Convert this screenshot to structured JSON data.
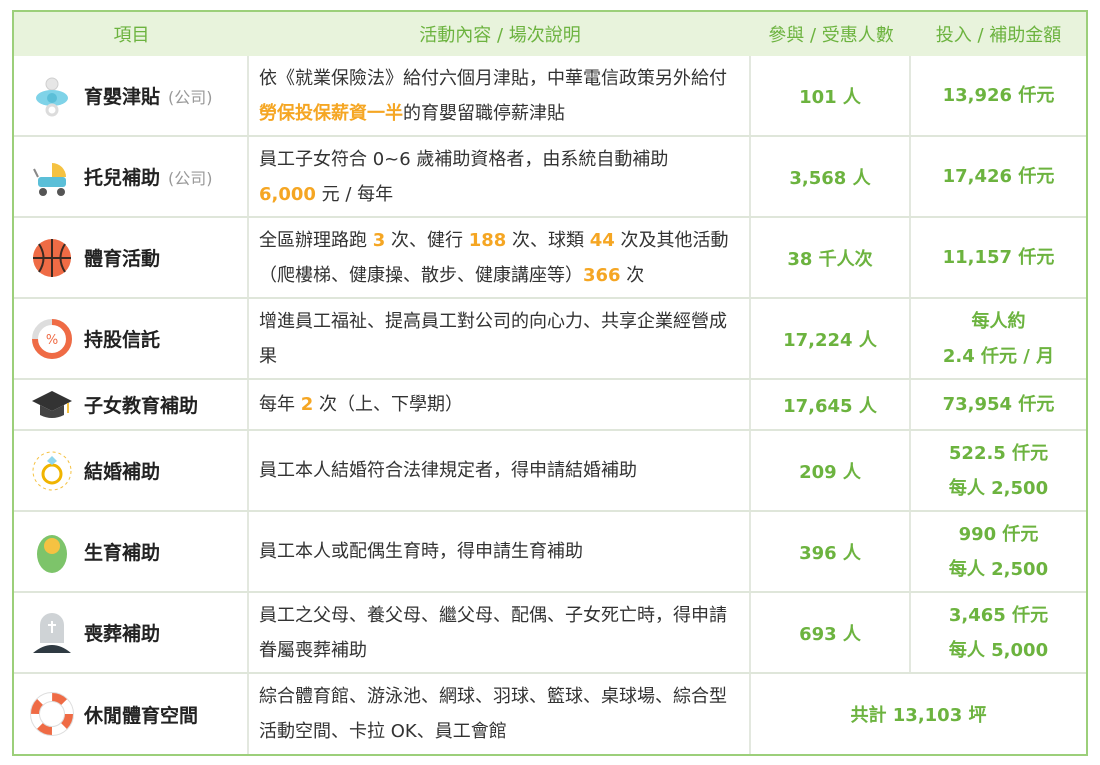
{
  "header": {
    "col_item": "項目",
    "col_desc": "活動內容 / 場次說明",
    "col_count": "參與 / 受惠人數",
    "col_amount": "投入 / 補助金額"
  },
  "colors": {
    "accent": "#6cb33f",
    "highlight": "#f5a623"
  },
  "rows": [
    {
      "icon": "pacifier-icon",
      "name": "育嬰津貼",
      "note": "(公司)",
      "desc_parts": [
        "依《就業保險法》給付六個月津貼，中華電信政策另外給付",
        "勞保投保薪資一半",
        "的育嬰留職停薪津貼"
      ],
      "count": "101 人",
      "amount1": "13,926 仟元",
      "amount2": ""
    },
    {
      "icon": "stroller-icon",
      "name": "托兒補助",
      "note": "(公司)",
      "desc_parts": [
        "員工子女符合 0~6 歲補助資格者，由系統自動補助",
        "6,000",
        " 元 / 每年"
      ],
      "count": "3,568 人",
      "amount1": "17,426 仟元",
      "amount2": ""
    },
    {
      "icon": "basketball-icon",
      "name": "體育活動",
      "note": "",
      "desc_parts": [
        "全區辦理路跑 ",
        "3",
        " 次、健行 ",
        "188",
        " 次、球類 ",
        "44",
        " 次及其他活動（爬樓梯、健康操、散步、健康講座等）",
        "366",
        " 次"
      ],
      "count": "38 千人次",
      "amount1": "11,157 仟元",
      "amount2": ""
    },
    {
      "icon": "percent-ring-icon",
      "name": "持股信託",
      "note": "",
      "desc_parts": [
        "增進員工福祉、提高員工對公司的向心力、共享企業經營成果"
      ],
      "count": "17,224 人",
      "amount1": "每人約",
      "amount2": "2.4 仟元 / 月"
    },
    {
      "icon": "graduation-cap-icon",
      "name": "子女教育補助",
      "note": "",
      "desc_parts": [
        "每年 ",
        "2",
        " 次（上、下學期）"
      ],
      "count": "17,645 人",
      "amount1": "73,954 仟元",
      "amount2": ""
    },
    {
      "icon": "ring-icon",
      "name": "結婚補助",
      "note": "",
      "desc_parts": [
        "員工本人結婚符合法律規定者，得申請結婚補助"
      ],
      "count": "209 人",
      "amount1": "522.5 仟元",
      "amount2": "每人 2,500"
    },
    {
      "icon": "baby-icon",
      "name": "生育補助",
      "note": "",
      "desc_parts": [
        "員工本人或配偶生育時，得申請生育補助"
      ],
      "count": "396 人",
      "amount1": "990 仟元",
      "amount2": "每人 2,500"
    },
    {
      "icon": "tombstone-icon",
      "name": "喪葬補助",
      "note": "",
      "desc_parts": [
        "員工之父母、養父母、繼父母、配偶、子女死亡時，得申請眷屬喪葬補助"
      ],
      "count": "693 人",
      "amount1": "3,465 仟元",
      "amount2": "每人 5,000"
    },
    {
      "icon": "lifebuoy-icon",
      "name": "休閒體育空間",
      "note": "",
      "desc_parts": [
        "綜合體育館、游泳池、網球、羽球、籃球、桌球場、綜合型活動空間、卡拉 OK、員工會館"
      ],
      "merged": "共計 13,103 坪"
    }
  ]
}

· · · ·

JOB → Excluding the pictures, reproduce every entry exactly as given.

FINAL ANSWER →
Convert this screenshot to structured JSON data.
{
  "header": {
    "col_item": "項目",
    "col_desc": "活動內容 / 場次說明",
    "col_count": "參與 / 受惠人數",
    "col_amount": "投入 / 補助金額"
  },
  "colors": {
    "accent": "#6cb33f",
    "highlight": "#f5a623"
  },
  "rows": [
    {
      "icon": "pacifier-icon",
      "name": "育嬰津貼",
      "note": "(公司)",
      "desc_parts": [
        "依《就業保險法》給付六個月津貼，中華電信政策另外給付",
        "勞保投保薪資一半",
        "的育嬰留職停薪津貼"
      ],
      "count": "101 人",
      "amount1": "13,926 仟元",
      "amount2": ""
    },
    {
      "icon": "stroller-icon",
      "name": "托兒補助",
      "note": "(公司)",
      "desc_parts": [
        "員工子女符合 0~6 歲補助資格者，由系統自動補助",
        "6,000",
        " 元 / 每年"
      ],
      "count": "3,568 人",
      "amount1": "17,426 仟元",
      "amount2": ""
    },
    {
      "icon": "basketball-icon",
      "name": "體育活動",
      "note": "",
      "desc_parts": [
        "全區辦理路跑 ",
        "3",
        " 次、健行 ",
        "188",
        " 次、球類 ",
        "44",
        " 次及其他活動（爬樓梯、健康操、散步、健康講座等）",
        "366",
        " 次"
      ],
      "count": "38 千人次",
      "amount1": "11,157 仟元",
      "amount2": ""
    },
    {
      "icon": "percent-ring-icon",
      "name": "持股信託",
      "note": "",
      "desc_parts": [
        "增進員工福祉、提高員工對公司的向心力、共享企業經營成果"
      ],
      "count": "17,224 人",
      "amount1": "每人約",
      "amount2": "2.4 仟元 / 月"
    },
    {
      "icon": "graduation-cap-icon",
      "name": "子女教育補助",
      "note": "",
      "desc_parts": [
        "每年 ",
        "2",
        " 次（上、下學期）"
      ],
      "count": "17,645 人",
      "amount1": "73,954 仟元",
      "amount2": ""
    },
    {
      "icon": "ring-icon",
      "name": "結婚補助",
      "note": "",
      "desc_parts": [
        "員工本人結婚符合法律規定者，得申請結婚補助"
      ],
      "count": "209 人",
      "amount1": "522.5 仟元",
      "amount2": "每人 2,500"
    },
    {
      "icon": "baby-icon",
      "name": "生育補助",
      "note": "",
      "desc_parts": [
        "員工本人或配偶生育時，得申請生育補助"
      ],
      "count": "396 人",
      "amount1": "990 仟元",
      "amount2": "每人 2,500"
    },
    {
      "icon": "tombstone-icon",
      "name": "喪葬補助",
      "note": "",
      "desc_parts": [
        "員工之父母、養父母、繼父母、配偶、子女死亡時，得申請眷屬喪葬補助"
      ],
      "count": "693 人",
      "amount1": "3,465 仟元",
      "amount2": "每人 5,000"
    },
    {
      "icon": "lifebuoy-icon",
      "name": "休閒體育空間",
      "note": "",
      "desc_parts": [
        "綜合體育館、游泳池、網球、羽球、籃球、桌球場、綜合型活動空間、卡拉 OK、員工會館"
      ],
      "merged": "共計 13,103 坪"
    }
  ]
}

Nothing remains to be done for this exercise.